■ **Aim**
Isolate every line in the data with the string "text" and copy it.

■ **Input records**

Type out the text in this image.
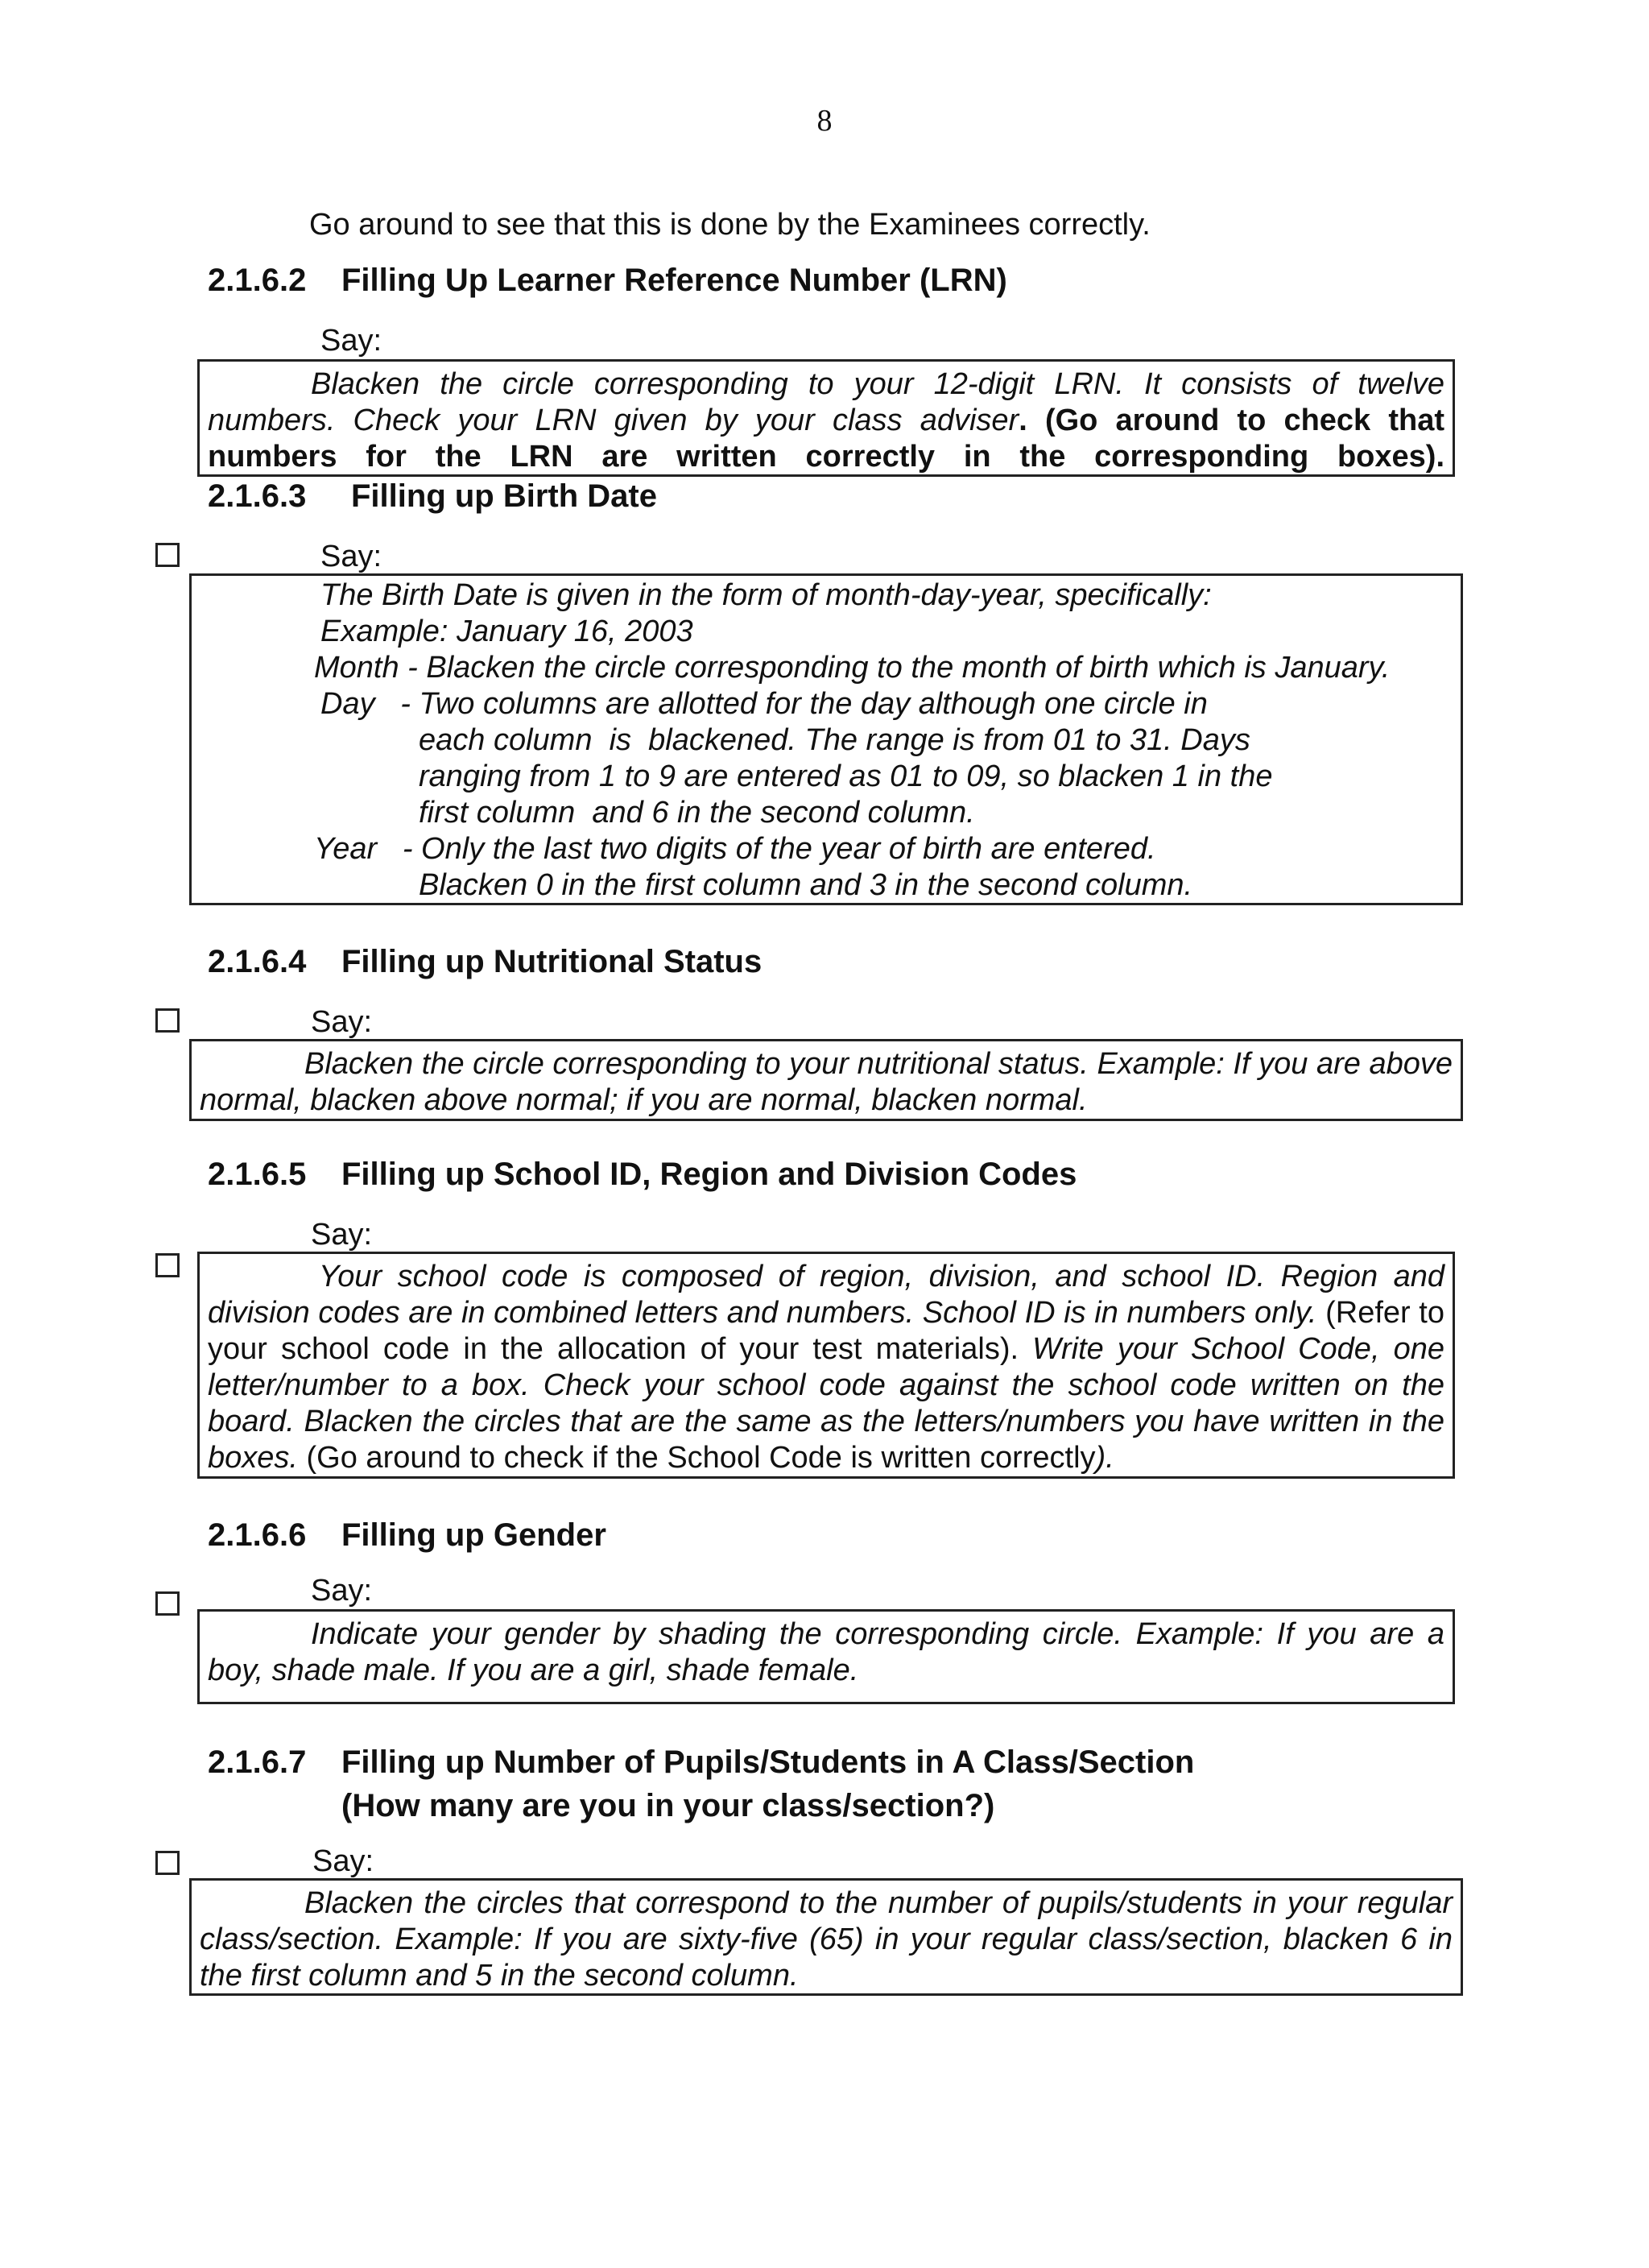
8
Go around to see that this is done by the Examinees correctly.
2.1.6.2 Filling Up Learner Reference Number (LRN)
Say:

Blacken the circle corresponding to your 12-digit LRN. It consists of twelve numbers. Check your LRN given by your class adviser. (Go around to check that numbers for the LRN are written correctly in the corresponding boxes).

2.1.6.3 Filling up Birth Date
Say:
The Birth Date is given in the form of month-day-year, specifically:
Example: January 16, 2003
Month - Blacken the circle corresponding to the month of birth which is January.
Day   - Two columns are allotted for the day although one circle in
each column  is  blackened. The range is from 01 to 31. Days
ranging from 1 to 9 are entered as 01 to 09, so blacken 1 in the
first column  and 6 in the second column.
Year   - Only the last two digits of the year of birth are entered.
Blacken 0 in the first column and 3 in the second column.
2.1.6.4 Filling up Nutritional Status
Say:

Blacken the circle corresponding to your nutritional status. Example: If you are above normal, blacken above normal; if you are normal, blacken normal.

2.1.6.5 Filling up School ID, Region and Division Codes
Say:

Your school code is composed of region, division, and school ID. Region and division codes are in combined letters and numbers. School ID is in numbers only. (Refer to your school code in the allocation of your test materials). Write your School Code, one letter/number to a box. Check your school code against the school code written on the board. Blacken the circles that are the same as the letters/numbers you have written in the boxes. (Go around to check if the School Code is written correctly).

2.1.6.6 Filling up Gender
Say:

Indicate your gender by shading the corresponding circle. Example: If you are a boy, shade male. If you are a girl, shade female.

2.1.6.7 Filling up Number of Pupils/Students in A Class/Section
(How many are you in your class/section?)
Say:

Blacken the circles that correspond to the number of pupils/students in your regular class/section. Example: If you are sixty-five (65) in your regular class/section, blacken 6 in the first column and 5 in the second column.
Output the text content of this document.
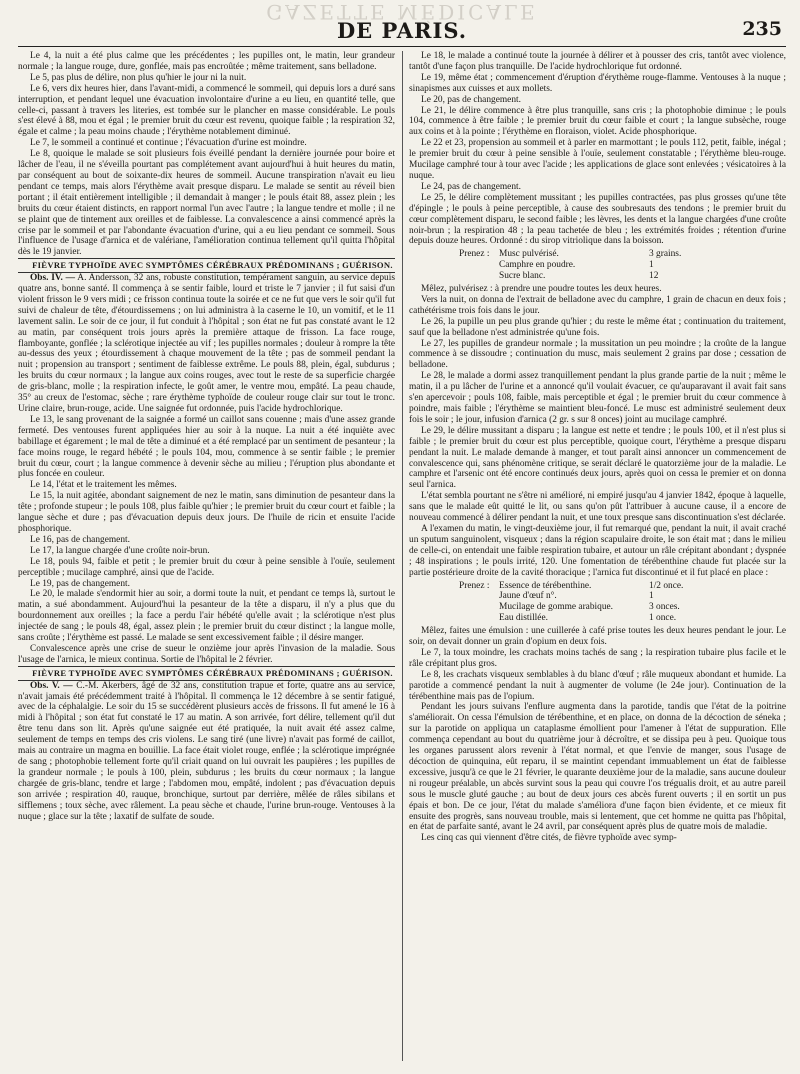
GAZETTE MÉDICALE
DE PARIS.	235

Le 4, la nuit a été plus calme que les précédentes ; les pupilles ont, le matin, leur grandeur normale ; la langue rouge, dure, gonflée, mais pas encroûtée ; même traitement, sans belladone.

Le 5, pas plus de délire, non plus qu'hier le jour ni la nuit.

Le 6, vers dix heures hier, dans l'avant-midi, a commencé le sommeil, qui depuis lors a duré sans interruption, et pendant lequel une évacuation involontaire d'urine a eu lieu, en quantité telle, que celle-ci, passant à travers les literies, est tombée sur le plancher en masse considérable. Le pouls s'est élevé à 88, mou et égal ; le premier bruit du cœur est revenu, quoique faible ; la respiration 32, égale et calme ; la peau moins chaude ; l'érythème notablement diminué.

Le 7, le sommeil a continué et continue ; l'évacuation d'urine est moindre.

Le 8, quoique le malade se soit plusieurs fois éveillé pendant la dernière journée pour boire et lâcher de l'eau, il ne s'éveilla pourtant pas complétement avant aujourd'hui à huit heures du matin, par conséquent au bout de soixante-dix heures de sommeil. Aucune transpiration n'avait eu lieu pendant ce temps, mais alors l'érythème avait presque disparu. Le malade se sentit au réveil bien portant ; il était entièrement intelligible ; il demandait à manger ; le pouls était 88, assez plein ; les bruits du cœur étaient distincts, en rapport normal l'un avec l'autre ; la langue tendre et molle ; il ne se plaint que de tintement aux oreilles et de faiblesse. La convalescence a ainsi commencé après la crise par le sommeil et par l'abondante évacuation d'urine, qui a eu lieu pendant ce sommeil. Sous l'influence de l'usage d'arnica et de valériane, l'amélioration continua tellement qu'il quitta l'hôpital dès le 19 janvier.

FIÈVRE TYPHOÏDE AVEC SYMPTÔMES CÉRÉBRAUX PRÉDOMINANS ; GUÉRISON.

Obs. IV. — A. Andersson, 32 ans, robuste constitution, tempérament sanguin, au service depuis quatre ans, bonne santé. Il commença à se sentir faible, lourd et triste le 7 janvier ; il fut saisi d'un violent frisson le 9 vers midi ; ce frisson continua toute la soirée et ce ne fut que vers le soir qu'il fut suivi de chaleur de tête, d'étourdissemens ; on lui administra à la caserne le 10, un vomitif, et le 11 lavement salin. Le soir de ce jour, il fut conduit à l'hôpital ; son état ne fut pas constaté avant le 12 au matin, par conséquent trois jours après la première attaque de frisson. La face rouge, flamboyante, gonflée ; la sclérotique injectée au vif ; les pupilles normales ; douleur à rompre la tête au-dessus des yeux ; étourdissement à chaque mouvement de la tête ; pas de sommeil pendant la nuit ; propension au transport ; sentiment de faiblesse extrême. Le pouls 88, plein, égal, subdurus ; les bruits du cœur normaux ; la langue aux coins rouges, avec tout le reste de sa superficie chargée de gris-blanc, molle ; la respiration infecte, le goût amer, le ventre mou, empâté. La peau chaude, 35° au creux de l'estomac, sèche ; rare érythème typhoïde de couleur rouge clair sur tout le tronc. Urine claire, brun-rouge, acide. Une saignée fut ordonnée, puis l'acide hydrochlorique.

Le 13, le sang provenant de la saignée a formé un caillot sans couenne ; mais d'une assez grande fermeté. Des ventouses furent appliquées hier au soir à la nuque. La nuit a été inquiète avec babillage et égarement ; le mal de tête a diminué et a été remplacé par un sentiment de pesanteur ; la face moins rouge, le regard hébété ; le pouls 104, mou, commence à se sentir faible ; le premier bruit du cœur, court ; la langue commence à devenir sèche au milieu ; l'éruption plus abondante et plus foncée en couleur.

Le 14, l'état et le traitement les mêmes.

Le 15, la nuit agitée, abondant saignement de nez le matin, sans diminution de pesanteur dans la tête ; profonde stupeur ; le pouls 108, plus faible qu'hier ; le premier bruit du cœur court et faible ; la langue sèche et dure ; pas d'évacuation depuis deux jours. De l'huile de ricin et ensuite l'acide phosphorique.

Le 16, pas de changement.

Le 17, la langue chargée d'une croûte noir-brun.

Le 18, pouls 94, faible et petit ; le premier bruit du cœur à peine sensible à l'ouïe, seulement perceptible ; mucilage camphré, ainsi que de l'acide.

Le 19, pas de changement.

Le 20, le malade s'endormit hier au soir, a dormi toute la nuit, et pendant ce temps là, surtout le matin, a sué abondamment. Aujourd'hui la pesanteur de la tête a disparu, il n'y a plus que du bourdonnement aux oreilles ; la face a perdu l'air hébété qu'elle avait ; la sclérotique n'est plus injectée de sang ; le pouls 48, égal, assez plein ; le premier bruit du cœur distinct ; la langue molle, sans croûte ; l'érythème est passé. Le malade se sent excessivement faible ; il désire manger.

Convalescence après une crise de sueur le onzième jour après l'invasion de la maladie. Sous l'usage de l'arnica, le mieux continua. Sortie de l'hôpital le 2 février.

FIÈVRE TYPHOÏDE AVEC SYMPTÔMES CÉRÉBRAUX PRÉDOMINANS ; GUÉRISON.

Obs. V. — C.-M. Akerbers, âgé de 32 ans, constitution trapue et forte, quatre ans au service, n'avait jamais été précédemment traité à l'hôpital. Il commença le 12 décembre à se sentir fatigué, avec de la céphalalgie. Le soir du 15 se succédèrent plusieurs accès de frissons. Il fut amené le 16 à midi à l'hôpital ; son état fut constaté le 17 au matin. A son arrivée, fort délire, tellement qu'il dut être tenu dans son lit. Après qu'une saignée eut été pratiquée, la nuit avait été assez calme, seulement de temps en temps des cris violens. Le sang tiré (une livre) n'avait pas formé de caillot, mais au contraire un magma en bouillie. La face était violet rouge, enflée ; la sclérotique imprégnée de sang ; photophobie tellement forte qu'il criait quand on lui ouvrait les paupières ; les pupilles de la grandeur normale ; le pouls à 100, plein, subdurus ; les bruits du cœur normaux ; la langue chargée de gris-blanc, tendre et large ; l'abdomen mou, empâté, indolent ; pas d'évacuation depuis son arrivée ; respiration 40, rauque, bronchique, surtout par derrière, mêlée de râles sibilans et sifflemens ; toux sèche, avec râlement. La peau sèche et chaude, l'urine brun-rouge. Ventouses à la nuque ; glace sur la tête ; laxatif de sulfate de soude.

Le 18, le malade a continué toute la journée à délirer et à pousser des cris, tantôt avec violence, tantôt d'une façon plus tranquille. De l'acide hydrochlorique fut ordonné.

Le 19, même état ; commencement d'éruption d'érythème rouge-flamme. Ventouses à la nuque ; sinapismes aux cuisses et aux mollets.

Le 20, pas de changement.

Le 21, le délire commence à être plus tranquille, sans cris ; la photophobie diminue ; le pouls 104, commence à être faible ; le premier bruit du cœur faible et court ; la langue subsèche, rouge aux coins et à la pointe ; l'érythème en floraison, violet. Acide phosphorique.

Le 22 et 23, propension au sommeil et à parler en marmottant ; le pouls 112, petit, faible, inégal ; le premier bruit du cœur à peine sensible à l'ouïe, seulement constatable ; l'érythème bleu-rouge. Mucilage camphré tour à tour avec l'acide ; les applications de glace sont enlevées ; vésicatoires à la nuque.

Le 24, pas de changement.

Le 25, le délire complètement mussitant ; les pupilles contractées, pas plus grosses qu'une tête d'épingle ; le pouls à peine perceptible, à cause des soubresauts des tendons ; le premier bruit du cœur complètement disparu, le second faible ; les lèvres, les dents et la langue chargées d'une croûte noir-brun ; la respiration 48 ; la peau tachetée de bleu ; les extrémités froides ; rétention d'urine depuis douze heures. Ordonné : du sirop vitriolique dans la boisson.

Prenez :	Musc pulvérisé.	3 grains.
Camphre en poudre.	1
Sucre blanc.	12

Mêlez, pulvérisez : à prendre une poudre toutes les deux heures.

Vers la nuit, on donna de l'extrait de belladone avec du camphre, 1 grain de chacun en deux fois ; cathétérisme trois fois dans le jour.

Le 26, la pupille un peu plus grande qu'hier ; du reste le même état ; continuation du traitement, sauf que la belladone n'est administrée qu'une fois.

Le 27, les pupilles de grandeur normale ; la mussitation un peu moindre ; la croûte de la langue commence à se dissoudre ; continuation du musc, mais seulement 2 grains par dose ; cessation de belladone.

Le 28, le malade a dormi assez tranquillement pendant la plus grande partie de la nuit ; même le matin, il a pu lâcher de l'urine et a annoncé qu'il voulait évacuer, ce qu'auparavant il avait fait sans s'en apercevoir ; pouls 108, faible, mais perceptible et égal ; le premier bruit du cœur commence à poindre, mais faible ; l'érythème se maintient bleu-foncé. Le musc est administré seulement deux fois le soir ; le jour, infusion d'arnica (2 gr. s sur 8 onces) joint au mucilage camphré.

Le 29, le délire mussitant a disparu ; la langue est nette et tendre ; le pouls 100, et il n'est plus si faible ; le premier bruit du cœur est plus perceptible, quoique court, l'érythème a presque disparu pendant la nuit. Le malade demande à manger, et tout paraît ainsi annoncer un commencement de convalescence qui, sans phénomène critique, se serait déclaré le quatorzième jour de la maladie. Le camphre et l'arsenic ont été encore continués deux jours, après quoi on cessa le premier et on donna seul l'arnica.

L'état sembla pourtant ne s'être ni amélioré, ni empiré jusqu'au 4 janvier 1842, époque à laquelle, sans que le malade eût quitté le lit, ou sans qu'on pût l'attribuer à aucune cause, il a encore de nouveau commencé à délirer pendant la nuit, et une toux presque sans discontinuation s'est déclarée.

A l'examen du matin, le vingt-deuxième jour, il fut remarqué que, pendant la nuit, il avait craché un sputum sanguinolent, visqueux ; dans la région scapulaire droite, le son était mat ; dans le milieu de celle-ci, on entendait une faible respiration tubaire, et autour un râle crépitant abondant ; dyspnée ; 48 inspirations ; le pouls irrité, 120. Une fomentation de térébenthine chaude fut placée sur la partie postérieure droite de la cavité thoracique ; l'arnica fut discontinué et il fut placé en place :

Prenez :	Essence de térébenthine.	1/2 once.
Jaune d'œuf n°.	1
Mucilage de gomme arabique.	3 onces.
Eau distillée.	1 once.

Mêlez, faites une émulsion : une cuillerée à café prise toutes les deux heures pendant le jour. Le soir, on devait donner un grain d'opium en deux fois.

Le 7, la toux moindre, les crachats moins tachés de sang ; la respiration tubaire plus facile et le râle crépitant plus gros.

Le 8, les crachats visqueux semblables à du blanc d'œuf ; râle muqueux abondant et humide. La parotide a commencé pendant la nuit à augmenter de volume (le 24e jour). Continuation de la térébenthine mais pas de l'opium.

Pendant les jours suivans l'enflure augmenta dans la parotide, tandis que l'état de la poitrine s'améliorait. On cessa l'émulsion de térébenthine, et en place, on donna de la décoction de séneka ; sur la parotide on appliqua un cataplasme émollient pour l'amener à l'état de suppuration. Elle commença cependant au bout du quatrième jour à décroître, et se dissipa peu à peu. Quoique tous les organes parussent alors revenir à l'état normal, et que l'envie de manger, sous l'usage de décoction de quinquina, eût reparu, il se maintint cependant immuablement un état de faiblesse excessive, jusqu'à ce que le 21 février, le quarante deuxième jour de la maladie, sans aucune douleur ni rougeur préalable, un abcès survint sous la peau qui couvre l'os trégualis droit, et au autre pareil sous le muscle gluté gauche ; au bout de deux jours ces abcès furent ouverts ; il en sortit un pus épais et bon. De ce jour, l'état du malade s'améliora d'une façon bien évidente, et ce mieux fit ensuite des progrès, sans nouveau trouble, mais si lentement, que cet homme ne quitta pas l'hôpital, en état de parfaite santé, avant le 24 avril, par conséquent après plus de quatre mois de maladie.

Les cinq cas qui viennent d'être cités, de fièvre typhoïde avec symp-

■ **Solved exercise**
Type out the text in this image.
Output the text content of this document.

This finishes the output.